Supplied data
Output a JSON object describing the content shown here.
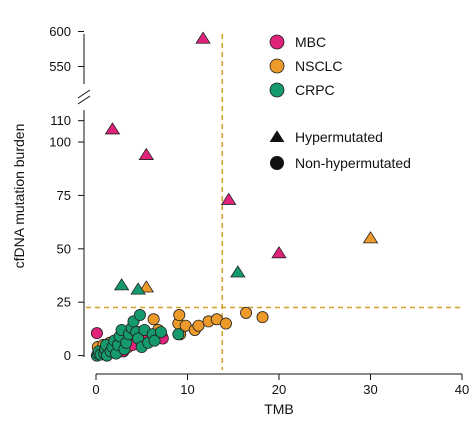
{
  "chart_data": {
    "type": "scatter",
    "xlabel": "TMB",
    "ylabel": "cfDNA mutation burden",
    "x_ticks": [
      "0",
      "10",
      "20",
      "30",
      "40"
    ],
    "x_tick_values": [
      0,
      10,
      20,
      30,
      40
    ],
    "xlim": [
      0,
      40
    ],
    "y_axis_break": true,
    "y_lower_ticks": [
      "0",
      "25",
      "50",
      "75",
      "100",
      "110"
    ],
    "y_lower_tick_values": [
      0,
      25,
      50,
      75,
      100,
      110
    ],
    "y_lower_range": [
      -3,
      115
    ],
    "y_upper_ticks": [
      "550",
      "600"
    ],
    "y_upper_tick_values": [
      550,
      600
    ],
    "y_upper_range": [
      525,
      605
    ],
    "threshold_lines": [
      {
        "axis": "x",
        "value": 13.8,
        "style": "dashed",
        "color": "#d4a02a"
      },
      {
        "axis": "y",
        "value": 22.5,
        "style": "dashed",
        "color": "#d4a02a"
      }
    ],
    "colors": {
      "MBC": "#e0227a",
      "NSCLC": "#ee9a2a",
      "CRPC": "#149a6c"
    },
    "legend": {
      "placement": "top-right",
      "groups": [
        "MBC",
        "NSCLC",
        "CRPC"
      ],
      "shapes": [
        {
          "label": "Hypermutated",
          "shape": "triangle"
        },
        {
          "label": "Non-hypermutated",
          "shape": "circle"
        }
      ]
    },
    "series": [
      {
        "name": "MBC",
        "hypermutated": [
          [
            11.7,
            590
          ],
          [
            1.8,
            106
          ],
          [
            5.5,
            94
          ],
          [
            14.5,
            73
          ],
          [
            20,
            48
          ]
        ],
        "non_hypermutated": [
          [
            0.1,
            10.5
          ],
          [
            1.0,
            3
          ],
          [
            2.2,
            4
          ],
          [
            4.0,
            5
          ],
          [
            5.5,
            7
          ],
          [
            7.3,
            8
          ],
          [
            3.0,
            2
          ]
        ]
      },
      {
        "name": "NSCLC",
        "hypermutated": [
          [
            30,
            55
          ],
          [
            5.5,
            32
          ]
        ],
        "non_hypermutated": [
          [
            0.2,
            4
          ],
          [
            0.8,
            5
          ],
          [
            1.5,
            6
          ],
          [
            2.0,
            3
          ],
          [
            2.7,
            8
          ],
          [
            3.2,
            5
          ],
          [
            3.8,
            9
          ],
          [
            4.2,
            7
          ],
          [
            4.6,
            11
          ],
          [
            5.2,
            9
          ],
          [
            5.8,
            10
          ],
          [
            6.3,
            17
          ],
          [
            6.8,
            12
          ],
          [
            7.2,
            9
          ],
          [
            9.0,
            15
          ],
          [
            9.1,
            19
          ],
          [
            9.2,
            10
          ],
          [
            9.8,
            14
          ],
          [
            10.8,
            12
          ],
          [
            11.2,
            14
          ],
          [
            12.3,
            16
          ],
          [
            13.2,
            17
          ],
          [
            14.2,
            15
          ],
          [
            16.4,
            20
          ],
          [
            18.2,
            18
          ],
          [
            2.5,
            2
          ],
          [
            3.5,
            4
          ],
          [
            1.2,
            1
          ]
        ]
      },
      {
        "name": "CRPC",
        "hypermutated": [
          [
            2.8,
            33
          ],
          [
            4.6,
            31
          ],
          [
            15.5,
            39
          ]
        ],
        "non_hypermutated": [
          [
            0.1,
            0
          ],
          [
            0.2,
            1
          ],
          [
            0.3,
            2
          ],
          [
            0.5,
            0.5
          ],
          [
            0.9,
            1
          ],
          [
            1.0,
            3
          ],
          [
            1.1,
            5
          ],
          [
            1.2,
            0
          ],
          [
            1.6,
            2
          ],
          [
            1.8,
            4
          ],
          [
            2.0,
            7
          ],
          [
            2.2,
            1
          ],
          [
            2.4,
            5
          ],
          [
            2.6,
            9
          ],
          [
            2.8,
            12
          ],
          [
            3.1,
            3
          ],
          [
            3.3,
            6
          ],
          [
            3.6,
            10
          ],
          [
            3.9,
            13
          ],
          [
            4.1,
            16
          ],
          [
            4.4,
            11
          ],
          [
            4.6,
            8
          ],
          [
            4.8,
            19
          ],
          [
            5.0,
            4
          ],
          [
            5.3,
            12
          ],
          [
            5.7,
            6
          ],
          [
            6.2,
            10
          ],
          [
            6.4,
            7
          ],
          [
            7.1,
            11
          ],
          [
            9.0,
            10
          ]
        ]
      }
    ]
  }
}
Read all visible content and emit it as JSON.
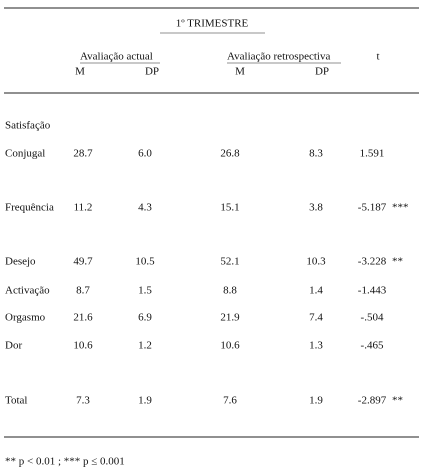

Problem to solve
Write out the records above exactly as they stand, leaving out every picture.

Exercise output
Output a JSON object describing the content shown here.
{
  "chart_data": {
    "type": "scatter",
    "xlabel": "TMB",
    "ylabel": "cfDNA mutation burden",
    "x_ticks": [
      "0",
      "10",
      "20",
      "30",
      "40"
    ],
    "x_tick_values": [
      0,
      10,
      20,
      30,
      40
    ],
    "xlim": [
      0,
      40
    ],
    "y_axis_break": true,
    "y_lower_ticks": [
      "0",
      "25",
      "50",
      "75",
      "100",
      "110"
    ],
    "y_lower_tick_values": [
      0,
      25,
      50,
      75,
      100,
      110
    ],
    "y_lower_range": [
      -3,
      115
    ],
    "y_upper_ticks": [
      "550",
      "600"
    ],
    "y_upper_tick_values": [
      550,
      600
    ],
    "y_upper_range": [
      525,
      605
    ],
    "threshold_lines": [
      {
        "axis": "x",
        "value": 13.8,
        "style": "dashed",
        "color": "#d4a02a"
      },
      {
        "axis": "y",
        "value": 22.5,
        "style": "dashed",
        "color": "#d4a02a"
      }
    ],
    "colors": {
      "MBC": "#e0227a",
      "NSCLC": "#ee9a2a",
      "CRPC": "#149a6c"
    },
    "legend": {
      "placement": "top-right",
      "groups": [
        "MBC",
        "NSCLC",
        "CRPC"
      ],
      "shapes": [
        {
          "label": "Hypermutated",
          "shape": "triangle"
        },
        {
          "label": "Non-hypermutated",
          "shape": "circle"
        }
      ]
    },
    "series": [
      {
        "name": "MBC",
        "hypermutated": [
          [
            11.7,
            590
          ],
          [
            1.8,
            106
          ],
          [
            5.5,
            94
          ],
          [
            14.5,
            73
          ],
          [
            20,
            48
          ]
        ],
        "non_hypermutated": [
          [
            0.1,
            10.5
          ],
          [
            1.0,
            3
          ],
          [
            2.2,
            4
          ],
          [
            4.0,
            5
          ],
          [
            5.5,
            7
          ],
          [
            7.3,
            8
          ],
          [
            3.0,
            2
          ]
        ]
      },
      {
        "name": "NSCLC",
        "hypermutated": [
          [
            30,
            55
          ],
          [
            5.5,
            32
          ]
        ],
        "non_hypermutated": [
          [
            0.2,
            4
          ],
          [
            0.8,
            5
          ],
          [
            1.5,
            6
          ],
          [
            2.0,
            3
          ],
          [
            2.7,
            8
          ],
          [
            3.2,
            5
          ],
          [
            3.8,
            9
          ],
          [
            4.2,
            7
          ],
          [
            4.6,
            11
          ],
          [
            5.2,
            9
          ],
          [
            5.8,
            10
          ],
          [
            6.3,
            17
          ],
          [
            6.8,
            12
          ],
          [
            7.2,
            9
          ],
          [
            9.0,
            15
          ],
          [
            9.1,
            19
          ],
          [
            9.2,
            10
          ],
          [
            9.8,
            14
          ],
          [
            10.8,
            12
          ],
          [
            11.2,
            14
          ],
          [
            12.3,
            16
          ],
          [
            13.2,
            17
          ],
          [
            14.2,
            15
          ],
          [
            16.4,
            20
          ],
          [
            18.2,
            18
          ],
          [
            2.5,
            2
          ],
          [
            3.5,
            4
          ],
          [
            1.2,
            1
          ]
        ]
      },
      {
        "name": "CRPC",
        "hypermutated": [
          [
            2.8,
            33
          ],
          [
            4.6,
            31
          ],
          [
            15.5,
            39
          ]
        ],
        "non_hypermutated": [
          [
            0.1,
            0
          ],
          [
            0.2,
            1
          ],
          [
            0.3,
            2
          ],
          [
            0.5,
            0.5
          ],
          [
            0.9,
            1
          ],
          [
            1.0,
            3
          ],
          [
            1.1,
            5
          ],
          [
            1.2,
            0
          ],
          [
            1.6,
            2
          ],
          [
            1.8,
            4
          ],
          [
            2.0,
            7
          ],
          [
            2.2,
            1
          ],
          [
            2.4,
            5
          ],
          [
            2.6,
            9
          ],
          [
            2.8,
            12
          ],
          [
            3.1,
            3
          ],
          [
            3.3,
            6
          ],
          [
            3.6,
            10
          ],
          [
            3.9,
            13
          ],
          [
            4.1,
            16
          ],
          [
            4.4,
            11
          ],
          [
            4.6,
            8
          ],
          [
            4.8,
            19
          ],
          [
            5.0,
            4
          ],
          [
            5.3,
            12
          ],
          [
            5.7,
            6
          ],
          [
            6.2,
            10
          ],
          [
            6.4,
            7
          ],
          [
            7.1,
            11
          ],
          [
            9.0,
            10
          ]
        ]
      }
    ]
  }
}
Read all visible content and emit it as JSON.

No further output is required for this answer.